* [Directions]: Output each line exactly as it appears, skipping any embedded picture.

>> Begin Data supplied

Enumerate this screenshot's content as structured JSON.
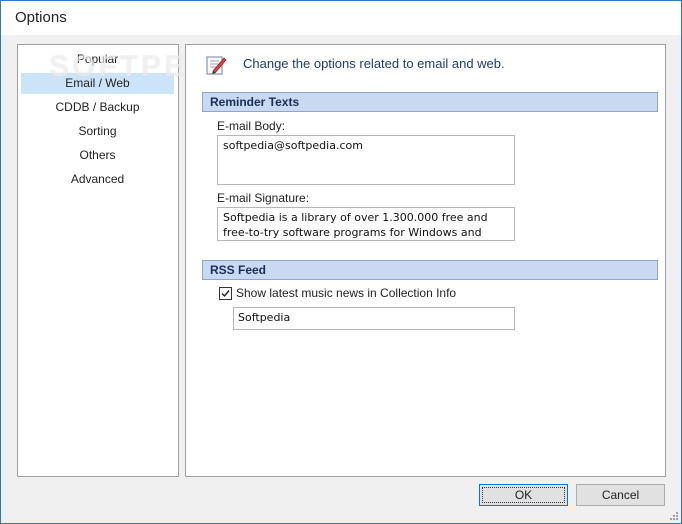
{
  "window": {
    "title": "Options",
    "watermark": "SOFTPEDIA"
  },
  "nav": {
    "items": [
      {
        "label": "Popular"
      },
      {
        "label": "Email / Web"
      },
      {
        "label": "CDDB / Backup"
      },
      {
        "label": "Sorting"
      },
      {
        "label": "Others"
      },
      {
        "label": "Advanced"
      }
    ],
    "selected": "Email / Web"
  },
  "header": {
    "text": "Change the options related to email and web.",
    "icon": "email-web-options-icon"
  },
  "reminder": {
    "title": "Reminder Texts",
    "email_body_label": "E-mail Body:",
    "email_body_value": "softpedia@softpedia.com",
    "email_signature_label": "E-mail Signature:",
    "email_signature_value": "Softpedia is a library of over 1.300.000 free and\nfree-to-try software programs for Windows and"
  },
  "rss": {
    "title": "RSS Feed",
    "checkbox_label": "Show latest music news in Collection Info",
    "checked": true,
    "feed_value": "Softpedia"
  },
  "buttons": {
    "ok": "OK",
    "cancel": "Cancel"
  },
  "colors": {
    "selection": "#cce4f7",
    "section_bar": "#c9d9f1",
    "accent": "#0078d7"
  }
}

>> End Data supplied

* [Expected output]:
Enumerate this screenshot's content as structured JSON.
{
  "window": {
    "title": "Options",
    "watermark": "SOFTPEDIA"
  },
  "nav": {
    "items": [
      {
        "label": "Popular"
      },
      {
        "label": "Email / Web"
      },
      {
        "label": "CDDB / Backup"
      },
      {
        "label": "Sorting"
      },
      {
        "label": "Others"
      },
      {
        "label": "Advanced"
      }
    ],
    "selected": "Email / Web"
  },
  "header": {
    "text": "Change the options related to email and web.",
    "icon": "email-web-options-icon"
  },
  "reminder": {
    "title": "Reminder Texts",
    "email_body_label": "E-mail Body:",
    "email_body_value": "softpedia@softpedia.com",
    "email_signature_label": "E-mail Signature:",
    "email_signature_value": "Softpedia is a library of over 1.300.000 free and\nfree-to-try software programs for Windows and"
  },
  "rss": {
    "title": "RSS Feed",
    "checkbox_label": "Show latest music news in Collection Info",
    "checked": true,
    "feed_value": "Softpedia"
  },
  "buttons": {
    "ok": "OK",
    "cancel": "Cancel"
  },
  "colors": {
    "selection": "#cce4f7",
    "section_bar": "#c9d9f1",
    "accent": "#0078d7"
  }
}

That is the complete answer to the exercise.